-- Start of SOURCE MATERIAL --

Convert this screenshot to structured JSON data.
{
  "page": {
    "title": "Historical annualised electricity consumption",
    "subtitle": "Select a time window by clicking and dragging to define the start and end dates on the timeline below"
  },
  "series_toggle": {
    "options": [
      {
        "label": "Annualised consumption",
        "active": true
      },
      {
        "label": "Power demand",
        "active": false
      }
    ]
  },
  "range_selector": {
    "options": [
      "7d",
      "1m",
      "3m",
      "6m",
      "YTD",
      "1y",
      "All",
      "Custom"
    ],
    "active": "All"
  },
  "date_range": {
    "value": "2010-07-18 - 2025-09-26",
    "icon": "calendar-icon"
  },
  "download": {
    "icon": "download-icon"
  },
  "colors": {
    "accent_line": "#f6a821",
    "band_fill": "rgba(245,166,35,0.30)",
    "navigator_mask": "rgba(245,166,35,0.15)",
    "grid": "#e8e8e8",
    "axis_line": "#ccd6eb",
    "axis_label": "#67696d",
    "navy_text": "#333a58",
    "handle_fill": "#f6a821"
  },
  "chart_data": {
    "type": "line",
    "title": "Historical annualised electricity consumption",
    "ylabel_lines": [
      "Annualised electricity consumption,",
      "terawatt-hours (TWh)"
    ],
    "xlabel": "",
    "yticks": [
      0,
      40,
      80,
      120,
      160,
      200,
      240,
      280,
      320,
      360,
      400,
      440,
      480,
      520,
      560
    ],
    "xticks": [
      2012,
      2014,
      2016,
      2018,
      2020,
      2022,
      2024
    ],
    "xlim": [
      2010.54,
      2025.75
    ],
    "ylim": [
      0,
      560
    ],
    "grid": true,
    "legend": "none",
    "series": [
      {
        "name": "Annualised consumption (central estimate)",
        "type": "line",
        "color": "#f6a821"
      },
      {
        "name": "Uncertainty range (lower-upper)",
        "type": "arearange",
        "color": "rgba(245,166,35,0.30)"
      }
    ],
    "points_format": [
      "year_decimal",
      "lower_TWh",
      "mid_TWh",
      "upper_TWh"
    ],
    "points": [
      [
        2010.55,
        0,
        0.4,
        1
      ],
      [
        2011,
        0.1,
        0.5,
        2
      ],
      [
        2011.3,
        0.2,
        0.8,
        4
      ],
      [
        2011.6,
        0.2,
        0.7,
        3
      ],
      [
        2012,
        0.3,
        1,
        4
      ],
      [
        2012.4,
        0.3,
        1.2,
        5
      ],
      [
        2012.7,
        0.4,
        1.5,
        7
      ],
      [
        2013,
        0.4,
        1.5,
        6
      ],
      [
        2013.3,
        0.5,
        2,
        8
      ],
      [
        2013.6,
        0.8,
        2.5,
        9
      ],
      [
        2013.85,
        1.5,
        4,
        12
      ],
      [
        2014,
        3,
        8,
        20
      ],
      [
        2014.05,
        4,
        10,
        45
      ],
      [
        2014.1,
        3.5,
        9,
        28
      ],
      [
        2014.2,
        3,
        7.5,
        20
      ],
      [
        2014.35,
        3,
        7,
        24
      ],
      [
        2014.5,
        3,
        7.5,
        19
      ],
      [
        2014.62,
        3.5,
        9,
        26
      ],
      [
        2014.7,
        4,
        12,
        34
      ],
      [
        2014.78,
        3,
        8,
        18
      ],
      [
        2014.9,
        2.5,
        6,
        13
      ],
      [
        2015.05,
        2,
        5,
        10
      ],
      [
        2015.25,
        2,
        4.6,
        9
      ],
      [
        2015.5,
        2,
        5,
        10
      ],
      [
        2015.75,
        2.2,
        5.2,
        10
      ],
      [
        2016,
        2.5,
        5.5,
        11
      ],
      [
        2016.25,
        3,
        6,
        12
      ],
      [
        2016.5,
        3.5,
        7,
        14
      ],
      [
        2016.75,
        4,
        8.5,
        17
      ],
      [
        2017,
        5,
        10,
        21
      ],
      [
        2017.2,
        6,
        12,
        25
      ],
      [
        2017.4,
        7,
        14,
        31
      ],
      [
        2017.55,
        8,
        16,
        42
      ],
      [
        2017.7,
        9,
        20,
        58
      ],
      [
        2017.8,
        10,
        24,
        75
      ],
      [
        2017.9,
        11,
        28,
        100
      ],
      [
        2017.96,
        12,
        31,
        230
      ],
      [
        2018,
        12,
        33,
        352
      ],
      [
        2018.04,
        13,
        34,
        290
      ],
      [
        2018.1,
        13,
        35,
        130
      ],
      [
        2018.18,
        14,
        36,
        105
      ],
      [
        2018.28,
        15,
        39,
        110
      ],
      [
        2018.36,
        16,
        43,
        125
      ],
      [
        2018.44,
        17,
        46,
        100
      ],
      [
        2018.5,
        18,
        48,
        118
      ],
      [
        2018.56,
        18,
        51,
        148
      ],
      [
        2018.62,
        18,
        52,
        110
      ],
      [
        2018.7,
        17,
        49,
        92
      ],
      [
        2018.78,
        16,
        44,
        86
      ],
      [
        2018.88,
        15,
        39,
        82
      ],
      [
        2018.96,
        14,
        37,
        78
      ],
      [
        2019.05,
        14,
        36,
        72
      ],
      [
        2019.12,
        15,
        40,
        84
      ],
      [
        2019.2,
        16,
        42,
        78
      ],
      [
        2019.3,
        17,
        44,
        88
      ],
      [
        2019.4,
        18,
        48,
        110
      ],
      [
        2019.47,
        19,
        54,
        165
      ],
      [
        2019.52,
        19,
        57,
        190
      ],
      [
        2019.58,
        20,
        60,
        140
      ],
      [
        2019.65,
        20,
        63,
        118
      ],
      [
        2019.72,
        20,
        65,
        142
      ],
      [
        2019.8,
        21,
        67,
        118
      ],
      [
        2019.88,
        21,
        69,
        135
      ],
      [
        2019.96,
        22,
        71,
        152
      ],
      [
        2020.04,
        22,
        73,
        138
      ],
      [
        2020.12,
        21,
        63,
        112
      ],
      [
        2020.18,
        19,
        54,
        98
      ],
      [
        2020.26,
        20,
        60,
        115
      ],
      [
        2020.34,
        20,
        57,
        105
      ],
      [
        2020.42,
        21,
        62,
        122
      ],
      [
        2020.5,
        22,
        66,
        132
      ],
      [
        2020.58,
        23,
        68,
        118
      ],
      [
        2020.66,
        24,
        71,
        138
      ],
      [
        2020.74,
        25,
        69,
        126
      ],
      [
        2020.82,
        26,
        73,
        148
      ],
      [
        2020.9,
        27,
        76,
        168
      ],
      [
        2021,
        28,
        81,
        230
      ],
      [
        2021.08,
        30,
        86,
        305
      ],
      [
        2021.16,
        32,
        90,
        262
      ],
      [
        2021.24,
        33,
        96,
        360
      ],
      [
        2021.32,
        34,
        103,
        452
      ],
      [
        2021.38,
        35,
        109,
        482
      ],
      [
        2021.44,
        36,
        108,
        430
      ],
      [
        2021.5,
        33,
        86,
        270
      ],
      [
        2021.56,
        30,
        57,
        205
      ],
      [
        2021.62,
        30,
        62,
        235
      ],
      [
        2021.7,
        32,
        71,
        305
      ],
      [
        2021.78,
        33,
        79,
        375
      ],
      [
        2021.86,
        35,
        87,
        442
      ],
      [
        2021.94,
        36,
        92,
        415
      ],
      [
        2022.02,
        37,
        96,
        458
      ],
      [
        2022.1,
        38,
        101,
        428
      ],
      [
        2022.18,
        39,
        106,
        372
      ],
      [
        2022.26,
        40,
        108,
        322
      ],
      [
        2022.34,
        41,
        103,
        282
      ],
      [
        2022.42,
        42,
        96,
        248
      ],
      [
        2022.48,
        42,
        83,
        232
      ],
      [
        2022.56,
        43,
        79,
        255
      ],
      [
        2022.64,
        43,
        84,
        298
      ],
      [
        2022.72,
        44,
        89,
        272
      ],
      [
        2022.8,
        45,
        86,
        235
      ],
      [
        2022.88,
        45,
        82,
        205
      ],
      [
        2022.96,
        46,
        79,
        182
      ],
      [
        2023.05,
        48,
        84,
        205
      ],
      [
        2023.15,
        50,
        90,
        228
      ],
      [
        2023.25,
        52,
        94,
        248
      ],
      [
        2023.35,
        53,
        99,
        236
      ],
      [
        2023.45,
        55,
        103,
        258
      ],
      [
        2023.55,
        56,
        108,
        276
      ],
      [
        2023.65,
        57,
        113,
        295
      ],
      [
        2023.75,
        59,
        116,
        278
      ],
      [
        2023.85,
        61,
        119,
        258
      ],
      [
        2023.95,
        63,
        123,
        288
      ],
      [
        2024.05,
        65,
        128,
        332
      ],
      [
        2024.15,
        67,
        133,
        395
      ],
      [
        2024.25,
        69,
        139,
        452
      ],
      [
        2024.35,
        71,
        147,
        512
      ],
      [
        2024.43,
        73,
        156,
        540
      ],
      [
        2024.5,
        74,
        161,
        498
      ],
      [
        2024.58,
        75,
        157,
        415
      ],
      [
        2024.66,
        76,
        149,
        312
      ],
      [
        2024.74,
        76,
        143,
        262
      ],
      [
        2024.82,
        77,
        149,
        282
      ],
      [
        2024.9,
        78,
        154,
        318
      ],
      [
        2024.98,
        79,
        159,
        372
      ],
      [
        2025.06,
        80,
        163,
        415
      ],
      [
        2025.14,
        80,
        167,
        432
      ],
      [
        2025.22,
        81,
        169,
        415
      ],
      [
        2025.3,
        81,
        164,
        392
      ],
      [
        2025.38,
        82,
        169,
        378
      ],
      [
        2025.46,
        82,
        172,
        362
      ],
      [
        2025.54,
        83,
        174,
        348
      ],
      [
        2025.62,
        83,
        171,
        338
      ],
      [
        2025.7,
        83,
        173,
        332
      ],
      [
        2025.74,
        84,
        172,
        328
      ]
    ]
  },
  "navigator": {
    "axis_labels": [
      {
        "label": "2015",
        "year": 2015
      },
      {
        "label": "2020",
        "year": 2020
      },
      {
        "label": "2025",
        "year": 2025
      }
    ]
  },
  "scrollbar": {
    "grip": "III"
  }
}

-- End of SOURCE MATERIAL --

:: WHAT IS ASKED ::
Looking at the data above, show all lines where the word "active" occurs.

:: RESULT BELOW ::
        "active": true
        "active": false
    "active": "All"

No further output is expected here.